(Extracted records)
########################################

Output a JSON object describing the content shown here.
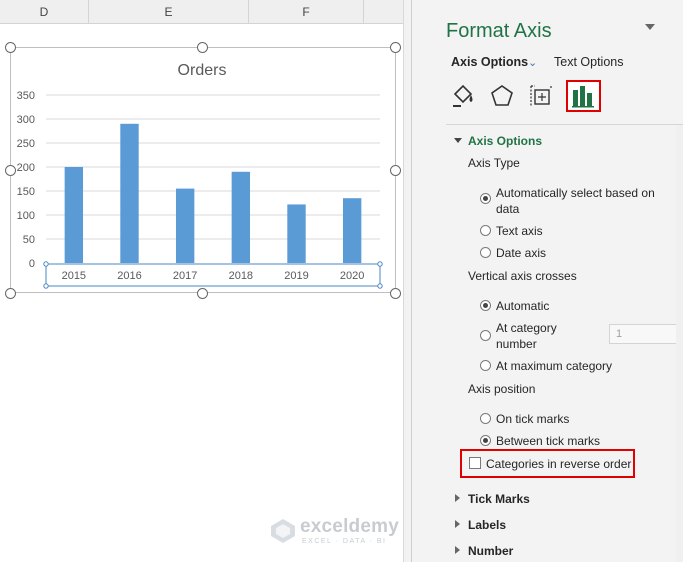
{
  "sheet": {
    "columns": [
      "D",
      "E",
      "F"
    ]
  },
  "chart_data": {
    "type": "bar",
    "title": "Orders",
    "categories": [
      "2015",
      "2016",
      "2017",
      "2018",
      "2019",
      "2020"
    ],
    "values": [
      200,
      290,
      155,
      190,
      122,
      135
    ],
    "ylim": [
      0,
      350
    ],
    "yticks": [
      "0",
      "50",
      "100",
      "150",
      "200",
      "250",
      "300",
      "350"
    ],
    "grid": true,
    "bar_color": "#5b9bd5"
  },
  "watermark": {
    "name": "exceldemy",
    "tagline": "EXCEL · DATA · BI"
  },
  "pane": {
    "title": "Format Axis",
    "tabs": {
      "axis_options": "Axis Options",
      "text_options": "Text Options"
    },
    "icons": [
      "fill-line-icon",
      "effects-icon",
      "size-properties-icon",
      "axis-options-icon"
    ],
    "sections": {
      "axis_options": "Axis Options",
      "axis_type": "Axis Type",
      "auto_select": "Automatically select based on",
      "auto_select_2": "data",
      "text_axis": "Text axis",
      "date_axis": "Date axis",
      "vertical_crosses": "Vertical axis crosses",
      "automatic": "Automatic",
      "at_category": "At category",
      "at_category_2": "number",
      "category_number": "1",
      "at_max": "At maximum category",
      "axis_position": "Axis position",
      "on_tick": "On tick marks",
      "between_tick": "Between tick marks",
      "reverse_order": "Categories in reverse order",
      "tick_marks": "Tick Marks",
      "labels": "Labels",
      "number": "Number"
    },
    "accent": "#217346",
    "highlight": "#e00000"
  }
}
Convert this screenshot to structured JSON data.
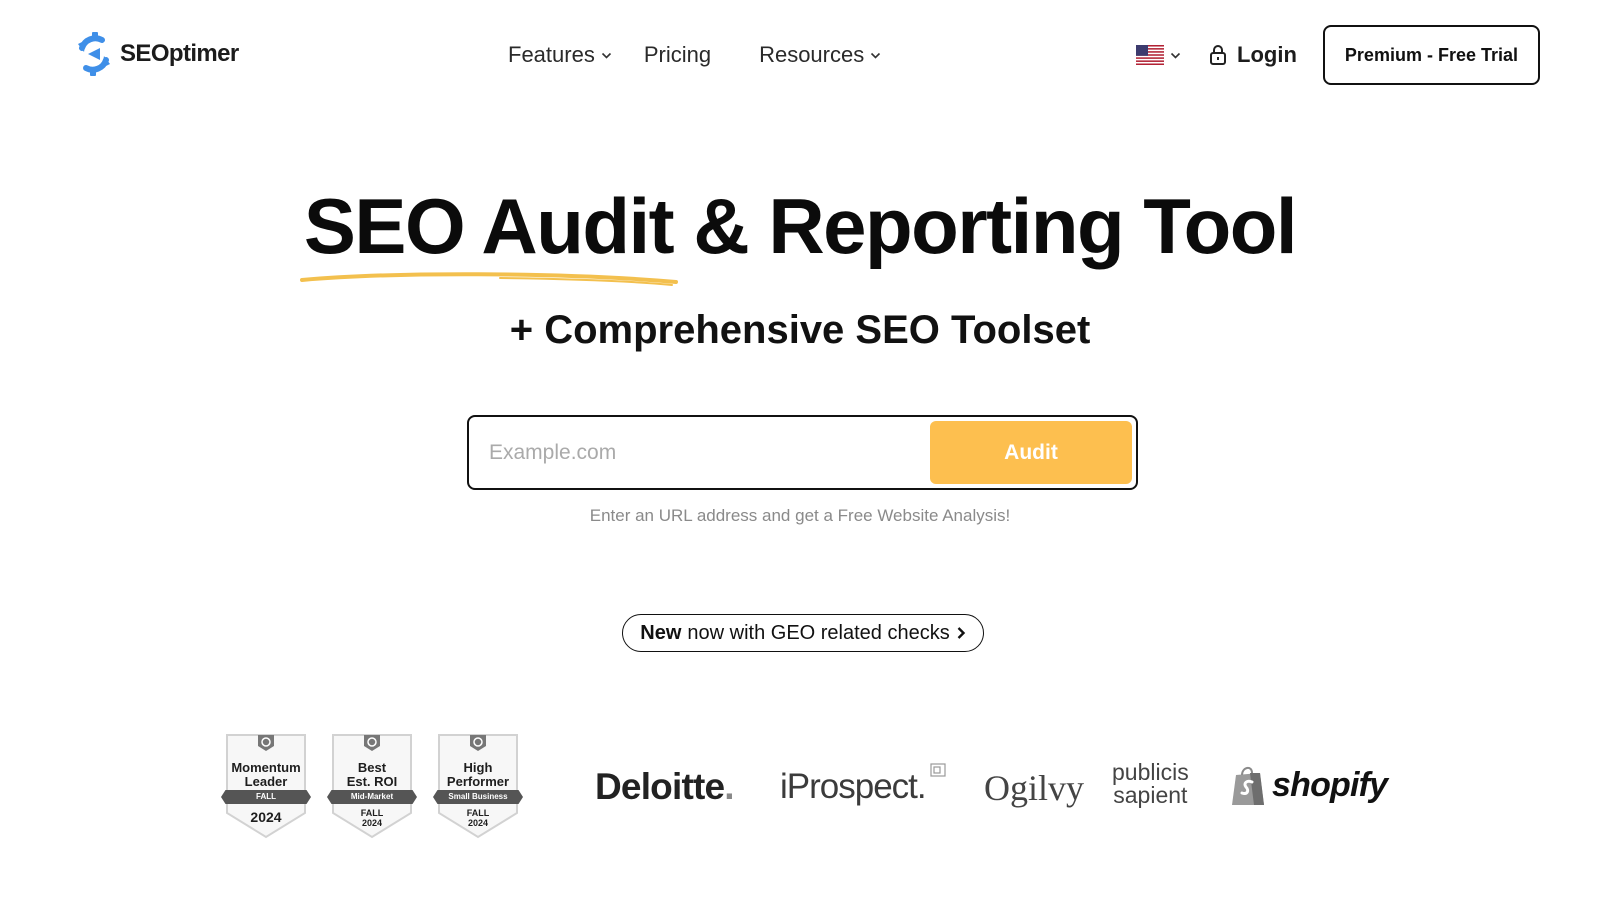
{
  "brand": {
    "name": "SEOptimer"
  },
  "nav": {
    "features": "Features",
    "pricing": "Pricing",
    "resources": "Resources",
    "language_icon": "us-flag-icon",
    "login": "Login",
    "premium_trial": "Premium - Free Trial"
  },
  "hero": {
    "title": "SEO Audit & Reporting Tool",
    "subtitle": "+ Comprehensive SEO Toolset"
  },
  "search": {
    "placeholder": "Example.com",
    "value": "",
    "button": "Audit",
    "helper": "Enter an URL address and get a Free Website Analysis!"
  },
  "announcement": {
    "badge": "New",
    "text": "now with GEO related checks"
  },
  "badges": [
    {
      "line1": "Momentum",
      "line2": "Leader",
      "ribbon": "FALL",
      "year": "2024"
    },
    {
      "line1": "Best",
      "line2": "Est. ROI",
      "ribbon": "Mid-Market",
      "season": "FALL",
      "year": "2024"
    },
    {
      "line1": "High",
      "line2": "Performer",
      "ribbon": "Small Business",
      "season": "FALL",
      "year": "2024"
    }
  ],
  "clients": {
    "deloitte": "Deloitte",
    "deloitte_dot": ".",
    "iprospect": "iProspect.",
    "ogilvy": "Ogilvy",
    "publicis_line1": "publicis",
    "publicis_line2": "sapient",
    "shopify": "shopify"
  },
  "colors": {
    "accent": "#fdbf4f",
    "logo_blue": "#3f8fe8",
    "underline": "#f3c04e",
    "text": "#0b0b0b",
    "muted": "#8a8a8a"
  }
}
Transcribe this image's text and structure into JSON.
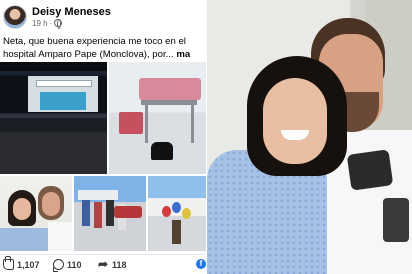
{
  "post": {
    "author": "Deisy Meneses",
    "time": "19 h",
    "separator": "·",
    "text": "Neta, que buena experiencia me toco en el hospital Amparo Pape (Monclova), por...",
    "more": "ma",
    "reactions": {
      "likes": "1,107",
      "comments": "110",
      "shares": "118"
    },
    "icons": {
      "audience": "globe-icon",
      "like": "like-icon",
      "comment": "comment-icon",
      "share": "share-icon",
      "brand": "facebook-icon"
    },
    "colors": {
      "brand": "#1877f2",
      "text": "#050505",
      "muted": "#65676b"
    }
  }
}
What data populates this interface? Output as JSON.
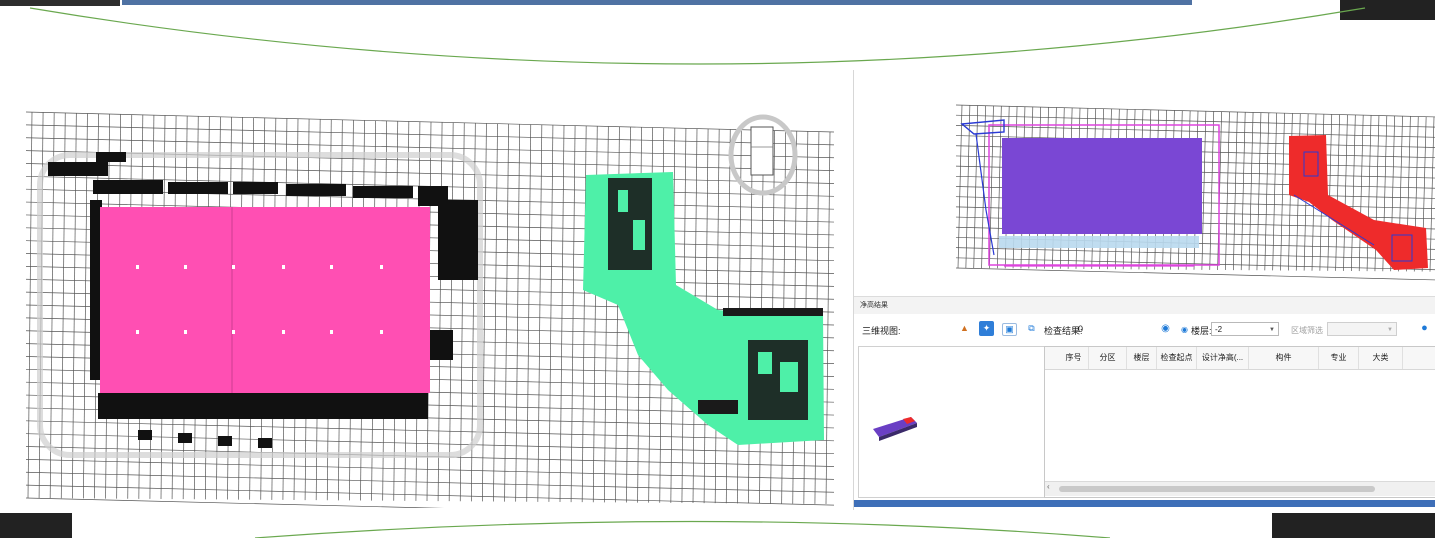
{
  "colors": {
    "slab_left": "#ff4fb3",
    "region_left": "#4ef0a8",
    "slab_right": "#7a47d4",
    "region_right": "#ee2b2b",
    "outline_right": "#dd44dd",
    "pipe_right": "#2a3ad4",
    "grid": "#555555",
    "accent": "#1e7ad8",
    "deco_line": "#6aa84f"
  },
  "result_panel": {
    "title": "净高结果"
  },
  "toolbar": {
    "view_label": "三维视图:",
    "icons": [
      "display-icon",
      "fit-view-icon",
      "section-box-icon",
      "copy-icon"
    ],
    "check_result_label": "检查结果:",
    "check_result_value": "0",
    "eye_icon": "eye-icon",
    "floor_label": "楼层:",
    "floor_value": "-2",
    "area_filter_label": "区域筛选",
    "area_filter_value": "",
    "locate_icon": "locate-pin-icon"
  },
  "table": {
    "columns": [
      "序号",
      "分区",
      "楼层",
      "检查起点",
      "设计净高(...",
      "构件",
      "专业",
      "大类"
    ],
    "rows": []
  }
}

########################################

What is needed: Determine how many lines of the listing above hold the word "Output". Report that number without anything else.

Exercise response: 2